**Collected data entries:**
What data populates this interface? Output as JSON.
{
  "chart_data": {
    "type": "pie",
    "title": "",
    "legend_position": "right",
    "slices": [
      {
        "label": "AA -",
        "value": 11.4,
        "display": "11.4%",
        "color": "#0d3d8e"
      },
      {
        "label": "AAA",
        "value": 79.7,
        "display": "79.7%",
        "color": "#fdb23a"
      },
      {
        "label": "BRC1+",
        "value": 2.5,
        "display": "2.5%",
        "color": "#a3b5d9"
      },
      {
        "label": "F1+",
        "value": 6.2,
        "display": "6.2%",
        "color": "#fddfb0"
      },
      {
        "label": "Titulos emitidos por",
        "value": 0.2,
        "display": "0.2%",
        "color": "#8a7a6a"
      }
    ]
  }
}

**Request:** Reproduce all of the data exactly as given.

**Output of the task:**
What data populates this interface? Output as JSON.
{
  "chart_data": {
    "type": "pie",
    "title": "",
    "legend_position": "right",
    "slices": [
      {
        "label": "AA -",
        "value": 11.4,
        "display": "11.4%",
        "color": "#0d3d8e"
      },
      {
        "label": "AAA",
        "value": 79.7,
        "display": "79.7%",
        "color": "#fdb23a"
      },
      {
        "label": "BRC1+",
        "value": 2.5,
        "display": "2.5%",
        "color": "#a3b5d9"
      },
      {
        "label": "F1+",
        "value": 6.2,
        "display": "6.2%",
        "color": "#fddfb0"
      },
      {
        "label": "Titulos emitidos por",
        "value": 0.2,
        "display": "0.2%",
        "color": "#8a7a6a"
      }
    ]
  }
}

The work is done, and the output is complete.